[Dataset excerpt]
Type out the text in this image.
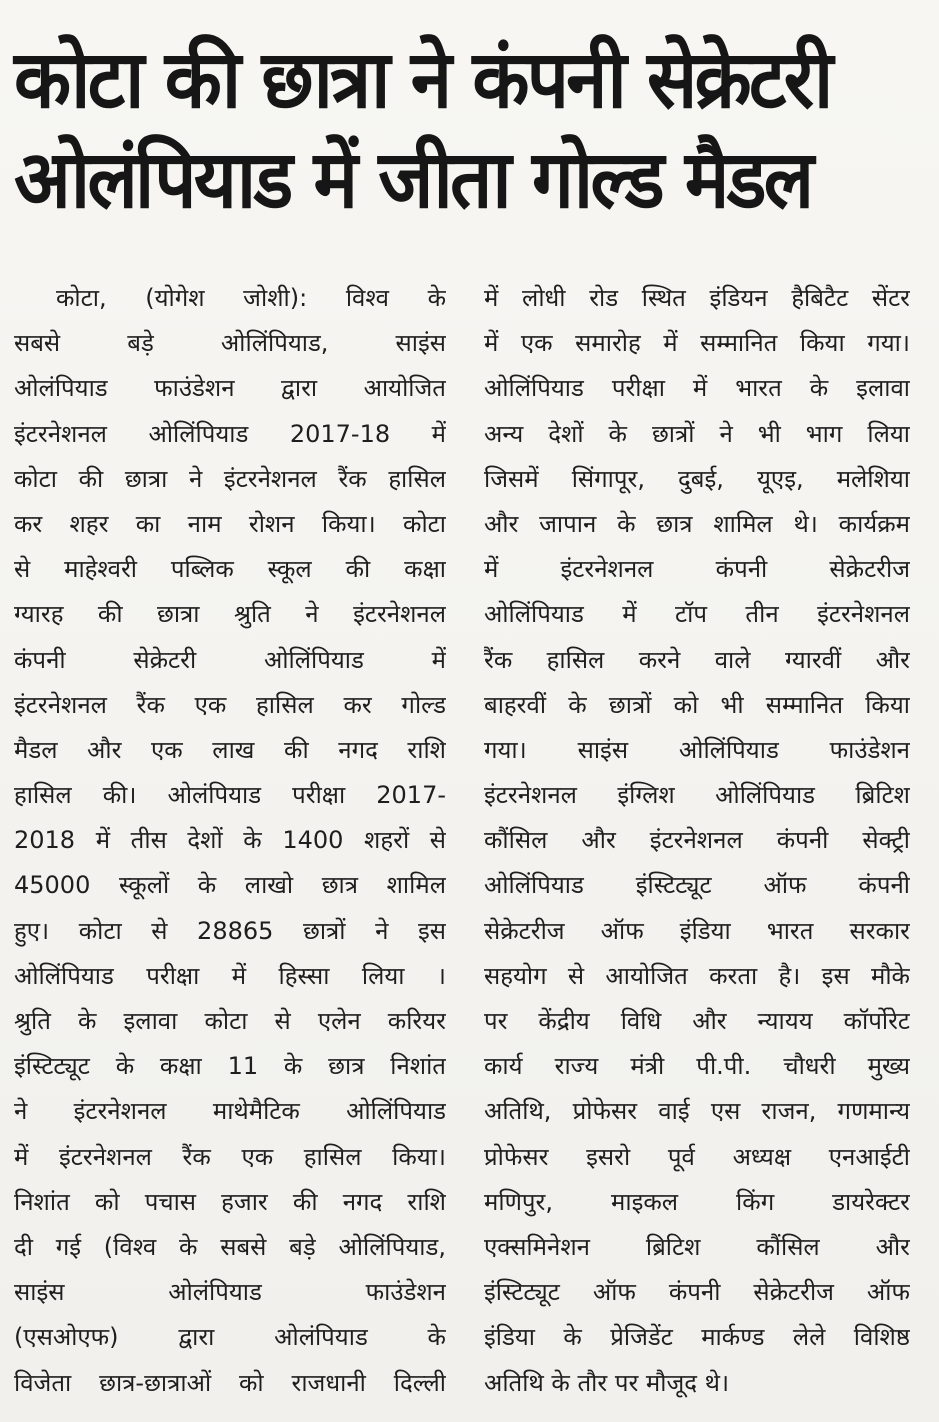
कोटा की छात्रा ने कंपनी सेक्रेटरी
ओलंपियाड में जीता गोल्ड मैडल
कोटा, (योगेश जोशी): विश्व के
सबसे बड़े ओलिंपियाड, साइंस
ओलंपियाड फाउंडेशन द्वारा आयोजित
इंटरनेशनल ओलिंपियाड 2017-18 में
कोटा की छात्रा ने इंटरनेशनल रैंक हासिल
कर शहर का नाम रोशन किया। कोटा
से माहेश्वरी पब्लिक स्कूल की कक्षा
ग्यारह की छात्रा श्रुति ने इंटरनेशनल
कंपनी सेक्रेटरी ओलिंपियाड में
इंटरनेशनल रैंक एक हासिल कर गोल्ड
मैडल और एक लाख की नगद राशि
हासिल की। ओलंपियाड परीक्षा 2017-
2018 में तीस देशों के 1400 शहरों से
45000 स्कूलों के लाखो छात्र शामिल
हुए। कोटा से 28865 छात्रों ने इस
ओलिंपियाड परीक्षा में हिस्सा लिया ।
श्रुति के इलावा कोटा से एलेन करियर
इंस्टिट्यूट के कक्षा 11 के छात्र निशांत
ने इंटरनेशनल माथेमैटिक ओलिंपियाड
में इंटरनेशनल रैंक एक हासिल किया।
निशांत को पचास हजार की नगद राशि
दी गई (विश्व के सबसे बड़े ओलिंपियाड,
साइंस ओलंपियाड फाउंडेशन
(एसओएफ) द्वारा ओलंपियाड के
विजेता छात्र-छात्राओं को राजधानी दिल्ली
में लोधी रोड स्थित इंडियन हैबिटैट सेंटर
में एक समारोह में सम्मानित किया गया।
ओलिंपियाड परीक्षा में भारत के इलावा
अन्य देशों के छात्रों ने भी भाग लिया
जिसमें सिंगापूर, दुबई, यूएइ, मलेशिया
और जापान के छात्र शामिल थे। कार्यक्रम
में इंटरनेशनल कंपनी सेक्रेटरीज
ओलिंपियाड में टॉप तीन इंटरनेशनल
रैंक हासिल करने वाले ग्यारवीं और
बाहरवीं के छात्रों को भी सम्मानित किया
गया। साइंस ओलिंपियाड फाउंडेशन
इंटरनेशनल इंग्लिश ओलिंपियाड ब्रिटिश
कौंसिल और इंटरनेशनल कंपनी सेक्ट्री
ओलिंपियाड इंस्टिट्यूट ऑफ कंपनी
सेक्रेटरीज ऑफ इंडिया भारत सरकार
सहयोग से आयोजित करता है। इस मौके
पर केंद्रीय विधि और न्यायय कॉर्पोरेट
कार्य राज्य मंत्री पी.पी. चौधरी मुख्य
अतिथि, प्रोफेसर वाई एस राजन, गणमान्य
प्रोफेसर इसरो पूर्व अध्यक्ष एनआईटी
मणिपुर, माइकल किंग डायरेक्टर
एक्समिनेशन ब्रिटिश कौंसिल और
इंस्टिट्यूट ऑफ कंपनी सेक्रेटरीज ऑफ
इंडिया के प्रेजिडेंट मार्कण्ड लेले विशिष्ठ
अतिथि के तौर पर मौजूद थे।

### [PROBLEM DETAILS]
Using the data above, write out every line exactly, leaving the images behind.

### [RESPONSE TO THIS TASK]
Type out the text in this image.
कोटा की छात्रा ने कंपनी सेक्रेटरी
ओलंपियाड में जीता गोल्ड मैडल
कोटा, (योगेश जोशी): विश्व के
सबसे बड़े ओलिंपियाड, साइंस
ओलंपियाड फाउंडेशन द्वारा आयोजित
इंटरनेशनल ओलिंपियाड 2017-18 में
कोटा की छात्रा ने इंटरनेशनल रैंक हासिल
कर शहर का नाम रोशन किया। कोटा
से माहेश्वरी पब्लिक स्कूल की कक्षा
ग्यारह की छात्रा श्रुति ने इंटरनेशनल
कंपनी सेक्रेटरी ओलिंपियाड में
इंटरनेशनल रैंक एक हासिल कर गोल्ड
मैडल और एक लाख की नगद राशि
हासिल की। ओलंपियाड परीक्षा 2017-
2018 में तीस देशों के 1400 शहरों से
45000 स्कूलों के लाखो छात्र शामिल
हुए। कोटा से 28865 छात्रों ने इस
ओलिंपियाड परीक्षा में हिस्सा लिया ।
श्रुति के इलावा कोटा से एलेन करियर
इंस्टिट्यूट के कक्षा 11 के छात्र निशांत
ने इंटरनेशनल माथेमैटिक ओलिंपियाड
में इंटरनेशनल रैंक एक हासिल किया।
निशांत को पचास हजार की नगद राशि
दी गई (विश्व के सबसे बड़े ओलिंपियाड,
साइंस ओलंपियाड फाउंडेशन
(एसओएफ) द्वारा ओलंपियाड के
विजेता छात्र-छात्राओं को राजधानी दिल्ली
में लोधी रोड स्थित इंडियन हैबिटैट सेंटर
में एक समारोह में सम्मानित किया गया।
ओलिंपियाड परीक्षा में भारत के इलावा
अन्य देशों के छात्रों ने भी भाग लिया
जिसमें सिंगापूर, दुबई, यूएइ, मलेशिया
और जापान के छात्र शामिल थे। कार्यक्रम
में इंटरनेशनल कंपनी सेक्रेटरीज
ओलिंपियाड में टॉप तीन इंटरनेशनल
रैंक हासिल करने वाले ग्यारवीं और
बाहरवीं के छात्रों को भी सम्मानित किया
गया। साइंस ओलिंपियाड फाउंडेशन
इंटरनेशनल इंग्लिश ओलिंपियाड ब्रिटिश
कौंसिल और इंटरनेशनल कंपनी सेक्ट्री
ओलिंपियाड इंस्टिट्यूट ऑफ कंपनी
सेक्रेटरीज ऑफ इंडिया भारत सरकार
सहयोग से आयोजित करता है। इस मौके
पर केंद्रीय विधि और न्यायय कॉर्पोरेट
कार्य राज्य मंत्री पी.पी. चौधरी मुख्य
अतिथि, प्रोफेसर वाई एस राजन, गणमान्य
प्रोफेसर इसरो पूर्व अध्यक्ष एनआईटी
मणिपुर, माइकल किंग डायरेक्टर
एक्समिनेशन ब्रिटिश कौंसिल और
इंस्टिट्यूट ऑफ कंपनी सेक्रेटरीज ऑफ
इंडिया के प्रेजिडेंट मार्कण्ड लेले विशिष्ठ
अतिथि के तौर पर मौजूद थे।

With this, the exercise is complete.